• _Layout records_

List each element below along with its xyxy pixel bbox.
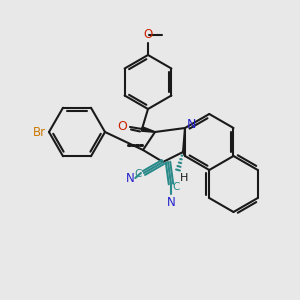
- Text: N: N: [125, 172, 134, 184]
- Polygon shape: [142, 127, 155, 132]
- Text: N: N: [167, 196, 176, 209]
- Text: O: O: [117, 119, 127, 133]
- Text: C: C: [172, 182, 179, 192]
- Text: C: C: [135, 169, 142, 179]
- Text: O: O: [143, 28, 153, 41]
- Text: N: N: [187, 118, 196, 131]
- Text: Br: Br: [33, 125, 46, 139]
- Text: H: H: [180, 173, 188, 183]
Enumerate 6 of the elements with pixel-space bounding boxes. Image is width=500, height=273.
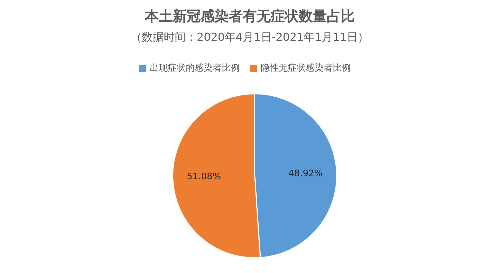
chart-subtitle: （数据时间：2020年4月1日-2021年1月11日） — [130, 30, 370, 45]
legend-label: 出现症状的感染者比例 — [150, 64, 240, 74]
data-label: 48.92% — [288, 169, 324, 180]
chart-title: 本土新冠感染者有无症状数量占比 — [144, 8, 356, 26]
legend-label: 隐性无症状感染者比例 — [261, 64, 351, 74]
data-label: 51.08% — [187, 172, 222, 183]
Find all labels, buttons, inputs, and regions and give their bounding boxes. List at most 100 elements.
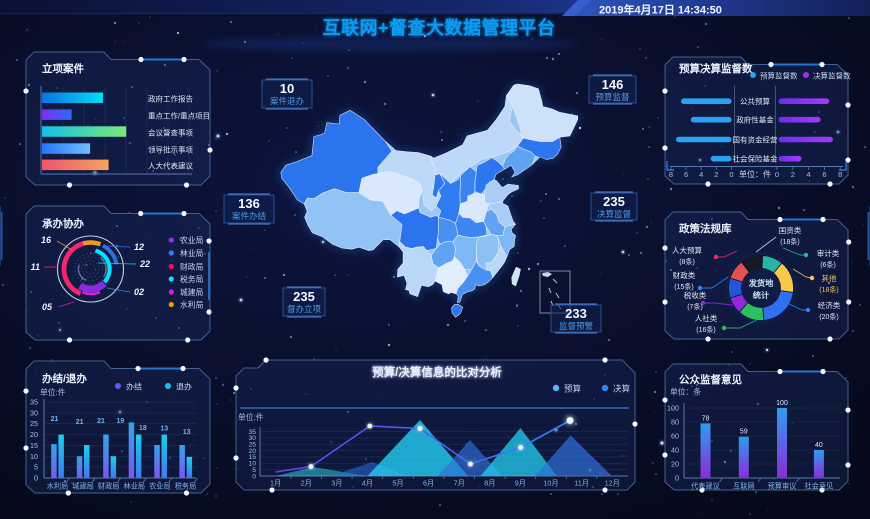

• _WHAT TO DO_
Please reproduce every one of the lines above word for word, leaving the pictures out of your answer.

• _RESULT FOR THIS TASK_
List each element below along with its xyxy pixel bbox.
- Text: N: N: [125, 172, 134, 184]
- Polygon shape: [142, 127, 155, 132]
- Text: N: N: [167, 196, 176, 209]
- Text: O: O: [117, 119, 127, 133]
- Text: C: C: [172, 182, 179, 192]
- Text: C: C: [135, 169, 142, 179]
- Text: O: O: [143, 28, 153, 41]
- Text: N: N: [187, 118, 196, 131]
- Text: Br: Br: [33, 125, 46, 139]
- Text: H: H: [180, 173, 188, 183]
Enumerate 6 of the elements with pixel-space bounding boxes. Image is width=500, height=273.
chart-subtitle: （数据时间：2020年4月1日-2021年1月11日） — [130, 30, 370, 45]
legend-label: 出现症状的感染者比例 — [150, 64, 240, 74]
data-label: 48.92% — [288, 169, 324, 180]
chart-title: 本土新冠感染者有无症状数量占比 — [144, 8, 356, 26]
legend-label: 隐性无症状感染者比例 — [261, 64, 351, 74]
data-label: 51.08% — [187, 172, 222, 183]
Find all labels, buttons, inputs, and regions and give their bounding boxes. List at most 100 elements.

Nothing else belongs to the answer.